How does digital customer experience differ from customer experience?

Customer experience, or CX, refers to a customer’s perception of your brand based on every interaction they have with your business, including in-store shopping, web product search, customer service—and everything in between. Those experiences drive an opinion about your company and the decision to do business with you in the future.

Though digital experience can be seen as a key component of a person’s over customer experience, it has unique characteristics that set it apart.

DCX engagement is in real-time. That means there are sometimes dozens of data points within those interactions that comprise digital customer experience, such as scrolling down a page, clicking on a link, navigating to another screen and many other movements. Those moments can provide key information about the customer’s behavior and actions, such as abandonment, conversion, screen time and other metrics.

Unlike CX, DCX is never a one-way experience–such as reading billboard ads or store signage. The person online is always interacting with a screen, whether it’s web or app and that data is being captured.

As digital influence continues to grow, digital customer experience influence will too. In a Forbes Insights and Glassbox customer experience survey, 84% of executives agree that to survive, businesses must deliver excellent digital CX.

👉🏻 Get your copy of the full Forbes Insights report, The Leading Edge of Digital Customer Experience.

What is digital customer experience management?

Digital customer experience management uses digital channels and technologies to enhance the online customer experience. This includes managing, creating, designing and responding to online consumer interactions to increase customer satisfaction and consumer loyalty through digital customer service solutions.

Put another way, digital CX will tell you what the customer experiences, but digital experience management will tell you the effectiveness of your efforts across your digital channels. Digital customer experience management provides the tools to gain insights and make informed decisions in a holistic, strategic way.

Some of the key areas of digital customer experience management are:

  • Developing a deep understanding of how customers are engaging and their behaviors.

  • Uncovering issues along the customer journey that lead to struggles and abandonment.

  • Monitoring and measuring digital channels through feedback and surveys.

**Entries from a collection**
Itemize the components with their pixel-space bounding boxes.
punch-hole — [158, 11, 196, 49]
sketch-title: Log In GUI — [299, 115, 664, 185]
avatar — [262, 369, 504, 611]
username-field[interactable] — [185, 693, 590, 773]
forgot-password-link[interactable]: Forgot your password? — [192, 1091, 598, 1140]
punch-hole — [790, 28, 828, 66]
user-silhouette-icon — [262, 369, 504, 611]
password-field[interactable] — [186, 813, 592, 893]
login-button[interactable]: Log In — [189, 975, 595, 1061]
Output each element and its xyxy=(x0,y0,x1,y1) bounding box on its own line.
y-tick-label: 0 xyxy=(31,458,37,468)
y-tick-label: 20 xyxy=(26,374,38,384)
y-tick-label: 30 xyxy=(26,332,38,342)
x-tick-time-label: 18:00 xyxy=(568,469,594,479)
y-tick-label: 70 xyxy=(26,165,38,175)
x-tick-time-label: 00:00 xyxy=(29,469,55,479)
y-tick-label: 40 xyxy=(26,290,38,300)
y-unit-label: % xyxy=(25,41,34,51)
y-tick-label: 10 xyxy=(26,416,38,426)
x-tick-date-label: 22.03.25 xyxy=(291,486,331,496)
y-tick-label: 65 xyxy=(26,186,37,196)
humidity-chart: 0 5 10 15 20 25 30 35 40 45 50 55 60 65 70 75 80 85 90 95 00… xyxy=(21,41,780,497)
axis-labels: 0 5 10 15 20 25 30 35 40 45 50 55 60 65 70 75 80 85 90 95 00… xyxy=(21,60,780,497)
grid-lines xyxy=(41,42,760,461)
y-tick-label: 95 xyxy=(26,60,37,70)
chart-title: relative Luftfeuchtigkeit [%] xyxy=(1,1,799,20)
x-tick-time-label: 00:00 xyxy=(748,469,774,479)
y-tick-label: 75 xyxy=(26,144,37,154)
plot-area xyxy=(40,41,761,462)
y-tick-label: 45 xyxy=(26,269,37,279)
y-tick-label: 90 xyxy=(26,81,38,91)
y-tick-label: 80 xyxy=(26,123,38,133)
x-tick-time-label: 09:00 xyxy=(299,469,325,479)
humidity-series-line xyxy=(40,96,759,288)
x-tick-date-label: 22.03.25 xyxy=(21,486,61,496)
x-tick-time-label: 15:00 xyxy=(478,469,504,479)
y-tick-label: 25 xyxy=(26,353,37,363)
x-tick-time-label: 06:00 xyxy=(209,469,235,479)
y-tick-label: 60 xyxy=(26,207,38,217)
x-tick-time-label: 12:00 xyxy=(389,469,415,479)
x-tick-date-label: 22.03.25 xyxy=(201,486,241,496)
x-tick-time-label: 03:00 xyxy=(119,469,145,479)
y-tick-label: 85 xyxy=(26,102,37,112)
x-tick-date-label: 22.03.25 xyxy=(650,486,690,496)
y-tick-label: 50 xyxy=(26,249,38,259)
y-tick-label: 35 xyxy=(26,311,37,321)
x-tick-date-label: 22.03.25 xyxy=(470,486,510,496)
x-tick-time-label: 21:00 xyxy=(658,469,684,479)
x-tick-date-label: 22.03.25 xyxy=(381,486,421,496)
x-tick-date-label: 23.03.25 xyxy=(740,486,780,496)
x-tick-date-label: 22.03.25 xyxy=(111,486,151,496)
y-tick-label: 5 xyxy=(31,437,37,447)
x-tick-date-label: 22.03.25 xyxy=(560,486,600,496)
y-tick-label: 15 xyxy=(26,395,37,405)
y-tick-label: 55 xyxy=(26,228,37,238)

**Actions to take**
1 - In the passage on digital customer experience, what share of executives in the Forbes Insights and Glassbox survey agree that businesses must deliver excellent digital CX to survive?
2 - Pick up the passage on digital customer experience right after its last sentence and keep writing.

**Outputs by task**
1 - 84%

2 -
  • Designing and implementing improvements to UX, funnels and other identified areas.

Importance of digital customer experience in the digital age

The growth of digital CX can be linked directly to the explosion of mobile phone usage and apps. In fact, mobile accounts for about half of web traffic globally. Apps usher in even more digital interactions, upping the challenges for issues but also opportunities for more loyal customers and revenue.

Expectations for consistent experiences across digital channels create a whole new standard for customers' demands. Today’s customer wants a speedy, friction-free experience, and most will accept nothing less. Almost half of online customers expect a web page to load in under 2 seconds. Companies that take a proactive, customer-centric approach will be one step ahead, and those that don’t will risk losing business to the competition.

It also ups the ante for the quality of data: Collecting analytics is a must but should go far beyond that, ensuring that the insights captured are both relevant and actionable.

Defining the customer journey in the digital space

Because digital customer experience is so critical, in addition to plotting out the traditional customer journey, many businesses are turning to a digital customer journey map to pinpoint each digital interaction along the conversion path.

The digital customer journey map visually represents each step a customer takes with a brand online, identifying the different touchpoints and channels a customer uses during their journey– from initial awareness and consideration to making a purchase and beyond. It provides the foundation for looking at each interaction and how it can be optimized.

Because each industry and company has its own unique path to conversion, it’s important to create a realistic representation of that journey based on customer research and available analytics. These journeys should also be regularly revisited and revised to align any new customer insights or changes to the customer funnel.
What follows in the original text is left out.